▸ Aim of the exercise
Look through the records below, and copy out every line that holds the string "this".

▸ Listed entries
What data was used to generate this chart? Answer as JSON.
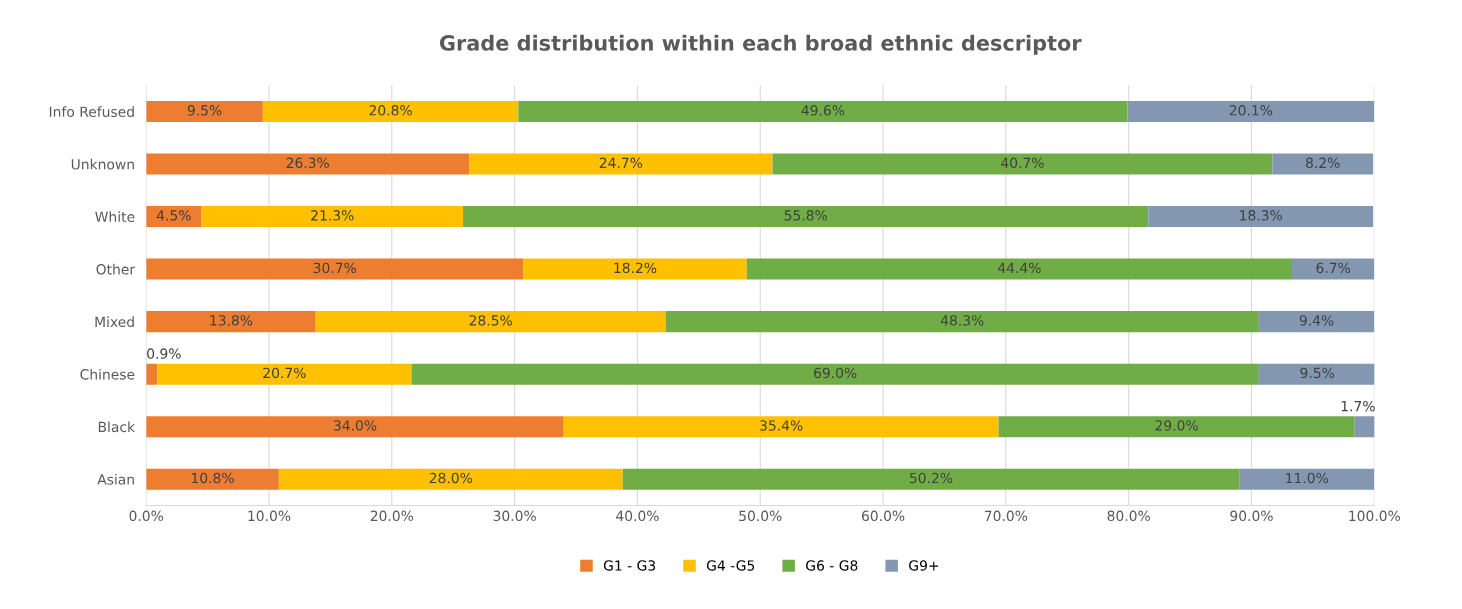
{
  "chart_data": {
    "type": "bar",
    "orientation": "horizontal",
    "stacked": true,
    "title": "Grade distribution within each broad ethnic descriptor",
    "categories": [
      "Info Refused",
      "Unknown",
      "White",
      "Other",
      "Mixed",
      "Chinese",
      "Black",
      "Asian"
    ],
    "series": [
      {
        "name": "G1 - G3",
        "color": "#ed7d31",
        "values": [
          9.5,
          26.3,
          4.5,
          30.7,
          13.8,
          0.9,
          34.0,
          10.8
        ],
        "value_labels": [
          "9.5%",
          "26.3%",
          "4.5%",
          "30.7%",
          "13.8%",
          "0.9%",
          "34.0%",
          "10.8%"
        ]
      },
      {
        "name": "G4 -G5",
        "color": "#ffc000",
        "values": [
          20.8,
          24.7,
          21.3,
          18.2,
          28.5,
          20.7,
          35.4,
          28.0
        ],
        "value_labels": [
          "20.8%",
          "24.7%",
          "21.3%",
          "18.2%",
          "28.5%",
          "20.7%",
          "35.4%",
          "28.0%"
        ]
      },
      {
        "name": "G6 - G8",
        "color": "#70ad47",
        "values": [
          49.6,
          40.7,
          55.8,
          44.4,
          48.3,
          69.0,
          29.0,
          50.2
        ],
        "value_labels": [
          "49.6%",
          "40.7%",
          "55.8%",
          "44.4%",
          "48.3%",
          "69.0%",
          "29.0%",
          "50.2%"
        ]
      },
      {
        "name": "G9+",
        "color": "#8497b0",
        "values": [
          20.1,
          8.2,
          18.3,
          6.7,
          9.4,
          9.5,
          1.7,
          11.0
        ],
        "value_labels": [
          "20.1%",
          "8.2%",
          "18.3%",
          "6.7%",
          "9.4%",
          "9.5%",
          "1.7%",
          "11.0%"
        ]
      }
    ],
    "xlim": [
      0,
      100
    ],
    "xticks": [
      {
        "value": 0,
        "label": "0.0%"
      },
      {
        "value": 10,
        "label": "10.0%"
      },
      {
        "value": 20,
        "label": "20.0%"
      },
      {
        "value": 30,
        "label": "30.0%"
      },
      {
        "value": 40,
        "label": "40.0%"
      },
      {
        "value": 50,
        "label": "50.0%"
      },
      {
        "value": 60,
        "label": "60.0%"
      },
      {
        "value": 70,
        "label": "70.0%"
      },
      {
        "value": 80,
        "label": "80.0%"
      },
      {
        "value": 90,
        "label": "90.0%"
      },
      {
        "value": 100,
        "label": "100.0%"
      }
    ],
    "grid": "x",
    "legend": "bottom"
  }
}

...

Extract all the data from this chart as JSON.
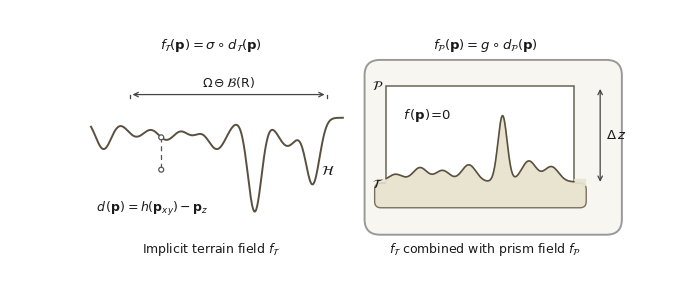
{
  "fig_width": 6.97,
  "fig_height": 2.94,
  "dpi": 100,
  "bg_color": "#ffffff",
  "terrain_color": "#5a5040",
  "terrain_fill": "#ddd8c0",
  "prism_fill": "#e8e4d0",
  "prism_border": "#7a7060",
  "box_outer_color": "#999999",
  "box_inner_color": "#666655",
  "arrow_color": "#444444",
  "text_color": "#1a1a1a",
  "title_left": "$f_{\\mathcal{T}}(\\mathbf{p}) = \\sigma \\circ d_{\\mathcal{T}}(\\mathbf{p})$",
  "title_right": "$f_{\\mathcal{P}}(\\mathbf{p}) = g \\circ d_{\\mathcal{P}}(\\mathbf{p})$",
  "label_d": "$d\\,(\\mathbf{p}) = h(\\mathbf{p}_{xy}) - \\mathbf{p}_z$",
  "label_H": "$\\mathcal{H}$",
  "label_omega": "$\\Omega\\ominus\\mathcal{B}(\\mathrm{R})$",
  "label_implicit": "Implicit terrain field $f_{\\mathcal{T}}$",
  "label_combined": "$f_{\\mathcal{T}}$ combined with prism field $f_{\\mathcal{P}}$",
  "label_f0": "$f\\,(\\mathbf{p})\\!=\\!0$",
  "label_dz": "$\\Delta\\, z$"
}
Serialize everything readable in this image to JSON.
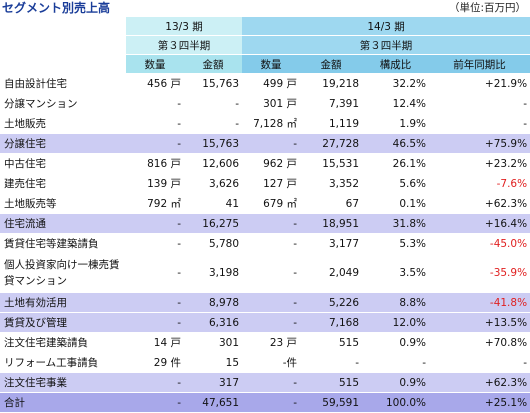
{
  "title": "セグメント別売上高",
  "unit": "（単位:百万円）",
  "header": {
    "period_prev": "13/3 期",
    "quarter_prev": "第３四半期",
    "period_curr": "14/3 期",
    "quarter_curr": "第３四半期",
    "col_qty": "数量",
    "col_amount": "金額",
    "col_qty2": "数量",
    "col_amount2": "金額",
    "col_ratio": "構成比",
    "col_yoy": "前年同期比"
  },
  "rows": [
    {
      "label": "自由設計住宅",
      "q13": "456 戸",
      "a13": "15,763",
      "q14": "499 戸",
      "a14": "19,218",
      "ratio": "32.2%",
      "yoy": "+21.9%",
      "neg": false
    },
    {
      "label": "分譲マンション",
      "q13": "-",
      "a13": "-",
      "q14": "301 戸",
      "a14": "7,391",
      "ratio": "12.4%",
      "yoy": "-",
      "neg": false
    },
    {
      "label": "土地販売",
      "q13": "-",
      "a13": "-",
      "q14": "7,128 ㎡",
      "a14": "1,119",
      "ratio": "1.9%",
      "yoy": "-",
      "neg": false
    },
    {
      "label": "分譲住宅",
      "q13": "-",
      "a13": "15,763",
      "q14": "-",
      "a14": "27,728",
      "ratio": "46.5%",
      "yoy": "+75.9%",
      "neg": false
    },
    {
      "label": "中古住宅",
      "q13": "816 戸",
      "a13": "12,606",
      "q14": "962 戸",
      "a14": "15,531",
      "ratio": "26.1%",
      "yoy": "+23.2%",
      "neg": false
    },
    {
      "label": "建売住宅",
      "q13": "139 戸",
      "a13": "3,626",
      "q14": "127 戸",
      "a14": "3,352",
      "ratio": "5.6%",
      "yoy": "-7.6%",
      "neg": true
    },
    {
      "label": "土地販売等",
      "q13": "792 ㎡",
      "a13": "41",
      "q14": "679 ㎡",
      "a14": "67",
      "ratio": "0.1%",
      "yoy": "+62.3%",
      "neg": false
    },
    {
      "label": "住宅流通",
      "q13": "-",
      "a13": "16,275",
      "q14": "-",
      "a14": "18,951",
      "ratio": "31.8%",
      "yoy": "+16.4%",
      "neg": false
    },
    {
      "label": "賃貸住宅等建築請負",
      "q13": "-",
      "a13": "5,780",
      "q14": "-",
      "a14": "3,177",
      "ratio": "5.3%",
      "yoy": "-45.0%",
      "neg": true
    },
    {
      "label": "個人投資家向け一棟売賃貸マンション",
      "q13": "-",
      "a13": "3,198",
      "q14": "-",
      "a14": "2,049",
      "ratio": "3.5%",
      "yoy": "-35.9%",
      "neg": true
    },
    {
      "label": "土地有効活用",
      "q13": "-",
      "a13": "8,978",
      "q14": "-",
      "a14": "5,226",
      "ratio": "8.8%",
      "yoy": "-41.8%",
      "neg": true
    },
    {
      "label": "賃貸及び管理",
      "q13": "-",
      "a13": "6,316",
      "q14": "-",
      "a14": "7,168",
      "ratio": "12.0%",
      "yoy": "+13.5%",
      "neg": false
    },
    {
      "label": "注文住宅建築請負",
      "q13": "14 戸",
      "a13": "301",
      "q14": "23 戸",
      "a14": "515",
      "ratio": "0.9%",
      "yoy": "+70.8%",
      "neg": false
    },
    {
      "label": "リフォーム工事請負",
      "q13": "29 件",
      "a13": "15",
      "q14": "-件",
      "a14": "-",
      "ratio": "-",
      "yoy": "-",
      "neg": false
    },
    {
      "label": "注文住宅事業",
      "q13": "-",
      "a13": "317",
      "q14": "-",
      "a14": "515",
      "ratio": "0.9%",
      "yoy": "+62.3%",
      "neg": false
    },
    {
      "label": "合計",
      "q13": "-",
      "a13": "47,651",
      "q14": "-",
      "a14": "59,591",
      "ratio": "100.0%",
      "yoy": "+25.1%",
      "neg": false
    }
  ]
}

▸ Full answer
What data was used to generate this chart? Answer as JSON.
Extract all the data from this chart as JSON.
Serialize everything readable in this image to JSON.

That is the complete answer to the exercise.